SUPPLIED DATA
*-*-*

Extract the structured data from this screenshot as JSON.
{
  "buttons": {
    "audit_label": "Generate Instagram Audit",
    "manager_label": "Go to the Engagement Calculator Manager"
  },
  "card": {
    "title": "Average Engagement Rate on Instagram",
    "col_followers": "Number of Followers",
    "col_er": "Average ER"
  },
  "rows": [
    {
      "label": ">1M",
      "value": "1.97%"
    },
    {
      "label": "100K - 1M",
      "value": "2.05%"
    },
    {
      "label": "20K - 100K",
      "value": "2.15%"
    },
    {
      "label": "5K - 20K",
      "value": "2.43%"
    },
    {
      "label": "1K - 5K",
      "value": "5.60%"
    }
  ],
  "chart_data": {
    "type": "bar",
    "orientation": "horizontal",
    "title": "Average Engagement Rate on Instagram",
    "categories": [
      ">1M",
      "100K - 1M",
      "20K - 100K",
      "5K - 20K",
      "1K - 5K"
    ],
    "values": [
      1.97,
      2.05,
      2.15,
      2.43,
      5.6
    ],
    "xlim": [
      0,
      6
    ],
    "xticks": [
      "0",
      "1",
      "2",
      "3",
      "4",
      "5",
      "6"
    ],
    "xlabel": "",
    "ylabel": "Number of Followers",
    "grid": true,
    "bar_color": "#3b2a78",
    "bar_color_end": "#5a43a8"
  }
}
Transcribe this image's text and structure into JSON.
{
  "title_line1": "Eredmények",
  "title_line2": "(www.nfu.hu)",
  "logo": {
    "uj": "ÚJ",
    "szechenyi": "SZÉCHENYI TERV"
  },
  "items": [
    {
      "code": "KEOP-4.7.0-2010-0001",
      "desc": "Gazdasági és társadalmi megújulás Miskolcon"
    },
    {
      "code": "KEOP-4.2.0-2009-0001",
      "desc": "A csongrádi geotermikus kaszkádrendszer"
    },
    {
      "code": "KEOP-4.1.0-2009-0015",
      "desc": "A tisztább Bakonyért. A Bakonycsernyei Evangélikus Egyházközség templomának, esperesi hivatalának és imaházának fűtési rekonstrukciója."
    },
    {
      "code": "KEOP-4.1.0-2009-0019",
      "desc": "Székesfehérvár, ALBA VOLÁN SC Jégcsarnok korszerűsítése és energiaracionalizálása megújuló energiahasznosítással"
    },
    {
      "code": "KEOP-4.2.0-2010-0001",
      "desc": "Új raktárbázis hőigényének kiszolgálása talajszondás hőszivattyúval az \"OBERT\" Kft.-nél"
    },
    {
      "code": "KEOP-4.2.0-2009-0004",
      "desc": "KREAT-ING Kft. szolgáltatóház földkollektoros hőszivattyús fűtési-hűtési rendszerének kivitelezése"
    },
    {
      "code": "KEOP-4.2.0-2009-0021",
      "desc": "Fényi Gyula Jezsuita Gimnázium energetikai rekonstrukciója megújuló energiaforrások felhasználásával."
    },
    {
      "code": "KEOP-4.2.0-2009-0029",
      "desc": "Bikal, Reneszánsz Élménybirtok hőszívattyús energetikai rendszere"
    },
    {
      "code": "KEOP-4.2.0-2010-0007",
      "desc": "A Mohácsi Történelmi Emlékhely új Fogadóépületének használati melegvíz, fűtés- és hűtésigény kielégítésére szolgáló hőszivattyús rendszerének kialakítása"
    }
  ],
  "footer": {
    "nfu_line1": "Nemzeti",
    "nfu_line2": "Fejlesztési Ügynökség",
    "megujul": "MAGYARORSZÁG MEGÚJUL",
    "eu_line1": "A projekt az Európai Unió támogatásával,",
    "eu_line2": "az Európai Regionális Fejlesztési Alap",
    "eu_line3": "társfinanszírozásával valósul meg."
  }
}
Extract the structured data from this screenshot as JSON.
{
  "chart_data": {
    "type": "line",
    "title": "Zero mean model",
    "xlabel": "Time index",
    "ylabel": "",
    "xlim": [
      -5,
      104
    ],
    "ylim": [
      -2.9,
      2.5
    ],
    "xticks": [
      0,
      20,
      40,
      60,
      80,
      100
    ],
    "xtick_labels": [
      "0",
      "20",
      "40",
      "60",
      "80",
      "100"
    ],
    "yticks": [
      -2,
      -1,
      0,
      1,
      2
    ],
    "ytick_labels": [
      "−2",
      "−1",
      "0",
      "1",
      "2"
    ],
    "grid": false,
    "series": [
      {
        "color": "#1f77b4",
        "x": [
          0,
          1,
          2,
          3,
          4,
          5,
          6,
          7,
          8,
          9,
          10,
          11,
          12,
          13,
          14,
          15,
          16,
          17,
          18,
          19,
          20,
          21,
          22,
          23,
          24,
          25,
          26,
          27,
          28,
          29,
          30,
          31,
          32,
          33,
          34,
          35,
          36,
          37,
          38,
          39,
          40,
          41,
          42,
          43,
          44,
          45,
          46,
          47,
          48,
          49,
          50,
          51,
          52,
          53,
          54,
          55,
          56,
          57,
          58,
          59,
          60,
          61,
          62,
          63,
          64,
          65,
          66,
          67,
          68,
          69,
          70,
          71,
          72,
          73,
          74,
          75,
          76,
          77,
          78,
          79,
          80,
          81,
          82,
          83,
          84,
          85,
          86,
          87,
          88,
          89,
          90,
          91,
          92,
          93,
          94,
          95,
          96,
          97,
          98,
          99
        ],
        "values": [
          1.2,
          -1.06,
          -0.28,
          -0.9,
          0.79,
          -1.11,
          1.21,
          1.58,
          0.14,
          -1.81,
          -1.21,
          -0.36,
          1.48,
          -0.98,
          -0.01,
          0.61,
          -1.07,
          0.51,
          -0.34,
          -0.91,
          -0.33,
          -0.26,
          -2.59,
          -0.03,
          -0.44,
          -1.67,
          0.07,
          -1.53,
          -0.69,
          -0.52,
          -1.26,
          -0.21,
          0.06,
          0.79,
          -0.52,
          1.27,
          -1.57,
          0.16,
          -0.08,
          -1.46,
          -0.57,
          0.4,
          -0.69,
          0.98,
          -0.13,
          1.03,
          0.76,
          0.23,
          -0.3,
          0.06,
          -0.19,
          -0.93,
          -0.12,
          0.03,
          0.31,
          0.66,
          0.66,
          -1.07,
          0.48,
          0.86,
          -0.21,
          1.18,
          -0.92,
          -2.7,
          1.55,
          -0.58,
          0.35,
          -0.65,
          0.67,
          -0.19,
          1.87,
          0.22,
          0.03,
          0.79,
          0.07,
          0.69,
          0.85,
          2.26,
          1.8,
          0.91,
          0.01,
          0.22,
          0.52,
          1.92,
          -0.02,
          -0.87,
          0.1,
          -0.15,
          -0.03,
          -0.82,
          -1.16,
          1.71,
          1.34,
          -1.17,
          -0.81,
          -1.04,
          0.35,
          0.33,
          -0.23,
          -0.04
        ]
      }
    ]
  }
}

*-*-*

TASK BRIEF
The entries above must be returned in full, exactly as shown.

PROBLEM SOLUTION
Extract the structured data from this screenshot as JSON.
{
  "buttons": {
    "audit_label": "Generate Instagram Audit",
    "manager_label": "Go to the Engagement Calculator Manager"
  },
  "card": {
    "title": "Average Engagement Rate on Instagram",
    "col_followers": "Number of Followers",
    "col_er": "Average ER"
  },
  "rows": [
    {
      "label": ">1M",
      "value": "1.97%"
    },
    {
      "label": "100K - 1M",
      "value": "2.05%"
    },
    {
      "label": "20K - 100K",
      "value": "2.15%"
    },
    {
      "label": "5K - 20K",
      "value": "2.43%"
    },
    {
      "label": "1K - 5K",
      "value": "5.60%"
    }
  ],
  "chart_data": {
    "type": "bar",
    "orientation": "horizontal",
    "title": "Average Engagement Rate on Instagram",
    "categories": [
      ">1M",
      "100K - 1M",
      "20K - 100K",
      "5K - 20K",
      "1K - 5K"
    ],
    "values": [
      1.97,
      2.05,
      2.15,
      2.43,
      5.6
    ],
    "xlim": [
      0,
      6
    ],
    "xticks": [
      "0",
      "1",
      "2",
      "3",
      "4",
      "5",
      "6"
    ],
    "xlabel": "",
    "ylabel": "Number of Followers",
    "grid": true,
    "bar_color": "#3b2a78",
    "bar_color_end": "#5a43a8"
  }
}
Transcribe this image's text and structure into JSON.
{
  "title_line1": "Eredmények",
  "title_line2": "(www.nfu.hu)",
  "logo": {
    "uj": "ÚJ",
    "szechenyi": "SZÉCHENYI TERV"
  },
  "items": [
    {
      "code": "KEOP-4.7.0-2010-0001",
      "desc": "Gazdasági és társadalmi megújulás Miskolcon"
    },
    {
      "code": "KEOP-4.2.0-2009-0001",
      "desc": "A csongrádi geotermikus kaszkádrendszer"
    },
    {
      "code": "KEOP-4.1.0-2009-0015",
      "desc": "A tisztább Bakonyért. A Bakonycsernyei Evangélikus Egyházközség templomának, esperesi hivatalának és imaházának fűtési rekonstrukciója."
    },
    {
      "code": "KEOP-4.1.0-2009-0019",
      "desc": "Székesfehérvár, ALBA VOLÁN SC Jégcsarnok korszerűsítése és energiaracionalizálása megújuló energiahasznosítással"
    },
    {
      "code": "KEOP-4.2.0-2010-0001",
      "desc": "Új raktárbázis hőigényének kiszolgálása talajszondás hőszivattyúval az \"OBERT\" Kft.-nél"
    },
    {
      "code": "KEOP-4.2.0-2009-0004",
      "desc": "KREAT-ING Kft. szolgáltatóház földkollektoros hőszivattyús fűtési-hűtési rendszerének kivitelezése"
    },
    {
      "code": "KEOP-4.2.0-2009-0021",
      "desc": "Fényi Gyula Jezsuita Gimnázium energetikai rekonstrukciója megújuló energiaforrások felhasználásával."
    },
    {
      "code": "KEOP-4.2.0-2009-0029",
      "desc": "Bikal, Reneszánsz Élménybirtok hőszívattyús energetikai rendszere"
    },
    {
      "code": "KEOP-4.2.0-2010-0007",
      "desc": "A Mohácsi Történelmi Emlékhely új Fogadóépületének használati melegvíz, fűtés- és hűtésigény kielégítésére szolgáló hőszivattyús rendszerének kialakítása"
    }
  ],
  "footer": {
    "nfu_line1": "Nemzeti",
    "nfu_line2": "Fejlesztési Ügynökség",
    "megujul": "MAGYARORSZÁG MEGÚJUL",
    "eu_line1": "A projekt az Európai Unió támogatásával,",
    "eu_line2": "az Európai Regionális Fejlesztési Alap",
    "eu_line3": "társfinanszírozásával valósul meg."
  }
}
Extract the structured data from this screenshot as JSON.
{
  "chart_data": {
    "type": "line",
    "title": "Zero mean model",
    "xlabel": "Time index",
    "ylabel": "",
    "xlim": [
      -5,
      104
    ],
    "ylim": [
      -2.9,
      2.5
    ],
    "xticks": [
      0,
      20,
      40,
      60,
      80,
      100
    ],
    "xtick_labels": [
      "0",
      "20",
      "40",
      "60",
      "80",
      "100"
    ],
    "yticks": [
      -2,
      -1,
      0,
      1,
      2
    ],
    "ytick_labels": [
      "−2",
      "−1",
      "0",
      "1",
      "2"
    ],
    "grid": false,
    "series": [
      {
        "color": "#1f77b4",
        "x": [
          0,
          1,
          2,
          3,
          4,
          5,
          6,
          7,
          8,
          9,
          10,
          11,
          12,
          13,
          14,
          15,
          16,
          17,
          18,
          19,
          20,
          21,
          22,
          23,
          24,
          25,
          26,
          27,
          28,
          29,
          30,
          31,
          32,
          33,
          34,
          35,
          36,
          37,
          38,
          39,
          40,
          41,
          42,
          43,
          44,
          45,
          46,
          47,
          48,
          49,
          50,
          51,
          52,
          53,
          54,
          55,
          56,
          57,
          58,
          59,
          60,
          61,
          62,
          63,
          64,
          65,
          66,
          67,
          68,
          69,
          70,
          71,
          72,
          73,
          74,
          75,
          76,
          77,
          78,
          79,
          80,
          81,
          82,
          83,
          84,
          85,
          86,
          87,
          88,
          89,
          90,
          91,
          92,
          93,
          94,
          95,
          96,
          97,
          98,
          99
        ],
        "values": [
          1.2,
          -1.06,
          -0.28,
          -0.9,
          0.79,
          -1.11,
          1.21,
          1.58,
          0.14,
          -1.81,
          -1.21,
          -0.36,
          1.48,
          -0.98,
          -0.01,
          0.61,
          -1.07,
          0.51,
          -0.34,
          -0.91,
          -0.33,
          -0.26,
          -2.59,
          -0.03,
          -0.44,
          -1.67,
          0.07,
          -1.53,
          -0.69,
          -0.52,
          -1.26,
          -0.21,
          0.06,
          0.79,
          -0.52,
          1.27,
          -1.57,
          0.16,
          -0.08,
          -1.46,
          -0.57,
          0.4,
          -0.69,
          0.98,
          -0.13,
          1.03,
          0.76,
          0.23,
          -0.3,
          0.06,
          -0.19,
          -0.93,
          -0.12,
          0.03,
          0.31,
          0.66,
          0.66,
          -1.07,
          0.48,
          0.86,
          -0.21,
          1.18,
          -0.92,
          -2.7,
          1.55,
          -0.58,
          0.35,
          -0.65,
          0.67,
          -0.19,
          1.87,
          0.22,
          0.03,
          0.79,
          0.07,
          0.69,
          0.85,
          2.26,
          1.8,
          0.91,
          0.01,
          0.22,
          0.52,
          1.92,
          -0.02,
          -0.87,
          0.1,
          -0.15,
          -0.03,
          -0.82,
          -1.16,
          1.71,
          1.34,
          -1.17,
          -0.81,
          -1.04,
          0.35,
          0.33,
          -0.23,
          -0.04
        ]
      }
    ]
  }
}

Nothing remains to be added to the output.